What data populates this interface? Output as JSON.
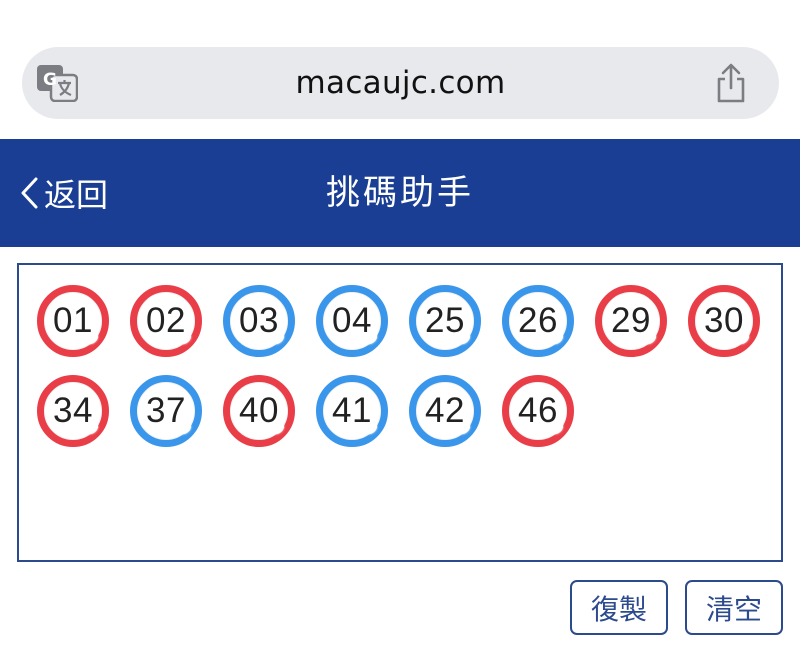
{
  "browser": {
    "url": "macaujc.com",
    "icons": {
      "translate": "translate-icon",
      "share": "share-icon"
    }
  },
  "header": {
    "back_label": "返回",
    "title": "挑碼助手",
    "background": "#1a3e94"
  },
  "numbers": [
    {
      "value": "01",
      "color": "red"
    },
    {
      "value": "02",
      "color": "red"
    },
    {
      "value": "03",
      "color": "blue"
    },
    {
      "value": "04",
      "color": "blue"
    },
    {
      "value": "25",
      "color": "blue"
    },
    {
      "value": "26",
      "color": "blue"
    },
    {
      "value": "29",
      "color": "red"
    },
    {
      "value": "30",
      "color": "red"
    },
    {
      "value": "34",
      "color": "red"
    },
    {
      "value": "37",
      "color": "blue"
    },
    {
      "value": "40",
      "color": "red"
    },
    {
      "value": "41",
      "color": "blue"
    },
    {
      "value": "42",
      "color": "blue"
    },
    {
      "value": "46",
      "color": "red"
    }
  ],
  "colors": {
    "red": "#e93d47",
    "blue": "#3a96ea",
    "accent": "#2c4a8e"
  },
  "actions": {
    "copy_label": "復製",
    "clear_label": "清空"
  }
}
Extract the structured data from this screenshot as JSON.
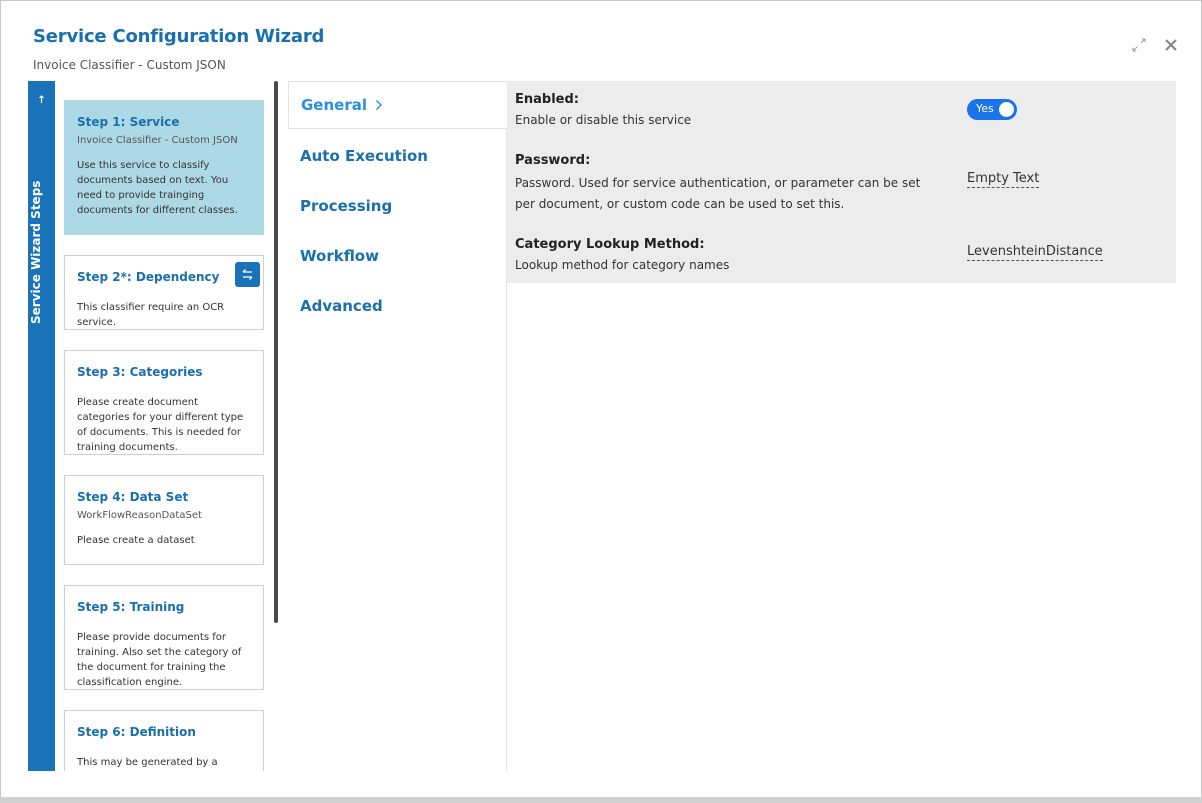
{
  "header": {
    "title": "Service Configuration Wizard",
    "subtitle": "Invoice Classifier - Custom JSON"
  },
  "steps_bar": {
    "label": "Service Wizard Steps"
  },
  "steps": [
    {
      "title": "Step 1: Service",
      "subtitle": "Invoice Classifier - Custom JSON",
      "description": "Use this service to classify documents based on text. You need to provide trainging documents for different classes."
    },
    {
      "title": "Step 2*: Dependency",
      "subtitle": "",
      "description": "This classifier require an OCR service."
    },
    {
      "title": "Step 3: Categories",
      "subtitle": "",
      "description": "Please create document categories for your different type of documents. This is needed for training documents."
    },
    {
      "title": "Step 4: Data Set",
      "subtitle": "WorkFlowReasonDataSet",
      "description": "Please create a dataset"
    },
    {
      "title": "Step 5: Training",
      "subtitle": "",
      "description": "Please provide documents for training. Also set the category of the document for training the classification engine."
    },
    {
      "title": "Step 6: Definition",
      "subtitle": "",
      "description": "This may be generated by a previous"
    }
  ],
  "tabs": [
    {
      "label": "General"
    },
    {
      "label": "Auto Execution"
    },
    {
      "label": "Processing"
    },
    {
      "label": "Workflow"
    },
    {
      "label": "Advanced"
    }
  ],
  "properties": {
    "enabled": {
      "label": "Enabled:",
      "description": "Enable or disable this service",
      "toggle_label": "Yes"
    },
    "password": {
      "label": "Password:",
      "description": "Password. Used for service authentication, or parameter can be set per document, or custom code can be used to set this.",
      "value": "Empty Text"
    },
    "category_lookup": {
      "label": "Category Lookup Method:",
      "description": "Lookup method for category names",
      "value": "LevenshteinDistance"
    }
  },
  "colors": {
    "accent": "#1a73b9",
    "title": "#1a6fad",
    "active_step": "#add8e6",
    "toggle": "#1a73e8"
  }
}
* * *
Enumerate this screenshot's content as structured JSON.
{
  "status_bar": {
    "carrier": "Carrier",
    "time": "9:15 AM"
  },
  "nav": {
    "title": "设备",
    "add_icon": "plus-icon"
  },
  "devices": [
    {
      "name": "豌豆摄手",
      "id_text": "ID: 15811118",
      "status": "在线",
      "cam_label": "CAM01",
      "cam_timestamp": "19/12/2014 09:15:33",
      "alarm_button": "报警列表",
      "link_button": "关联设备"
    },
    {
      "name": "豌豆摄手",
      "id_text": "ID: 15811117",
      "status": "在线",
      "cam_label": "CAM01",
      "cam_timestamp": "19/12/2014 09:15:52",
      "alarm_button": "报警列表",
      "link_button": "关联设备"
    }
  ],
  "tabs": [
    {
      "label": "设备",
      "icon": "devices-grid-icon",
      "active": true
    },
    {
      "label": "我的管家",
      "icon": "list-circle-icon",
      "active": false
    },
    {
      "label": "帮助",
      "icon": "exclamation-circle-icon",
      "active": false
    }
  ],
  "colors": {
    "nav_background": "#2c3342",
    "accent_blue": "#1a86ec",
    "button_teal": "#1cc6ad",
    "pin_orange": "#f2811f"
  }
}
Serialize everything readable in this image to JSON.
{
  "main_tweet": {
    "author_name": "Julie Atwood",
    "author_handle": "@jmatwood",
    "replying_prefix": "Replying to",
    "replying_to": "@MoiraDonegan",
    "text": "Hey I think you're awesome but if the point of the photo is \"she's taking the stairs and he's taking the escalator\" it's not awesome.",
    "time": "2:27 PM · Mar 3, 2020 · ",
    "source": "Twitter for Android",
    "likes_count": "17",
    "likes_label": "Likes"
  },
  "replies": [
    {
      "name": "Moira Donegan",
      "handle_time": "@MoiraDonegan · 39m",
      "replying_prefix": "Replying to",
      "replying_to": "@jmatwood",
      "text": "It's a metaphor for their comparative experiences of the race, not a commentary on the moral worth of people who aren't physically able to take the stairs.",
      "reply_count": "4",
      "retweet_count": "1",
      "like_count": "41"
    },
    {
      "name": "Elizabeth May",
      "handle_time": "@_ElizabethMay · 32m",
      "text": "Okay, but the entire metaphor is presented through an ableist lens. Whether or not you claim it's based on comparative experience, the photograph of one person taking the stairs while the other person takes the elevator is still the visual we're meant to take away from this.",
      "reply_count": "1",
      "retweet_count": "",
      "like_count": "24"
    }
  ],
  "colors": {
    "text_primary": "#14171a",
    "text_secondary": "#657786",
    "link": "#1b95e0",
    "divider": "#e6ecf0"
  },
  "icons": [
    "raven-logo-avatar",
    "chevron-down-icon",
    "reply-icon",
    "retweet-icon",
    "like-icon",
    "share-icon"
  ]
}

__Set problem__. Pick out each line containing "comparative" and report it.

__Exercise solution__.
      "text": "It's a metaphor for their comparative experiences of the race, not a commentary on the moral worth of people who aren't physically able to take the stairs.",
      "text": "Okay, but the entire metaphor is presented through an ableist lens. Whether or not you claim it's based on comparative experience, the photograph of one person taking the stairs while the other person takes the elevator is still the visual we're meant to take away from this.",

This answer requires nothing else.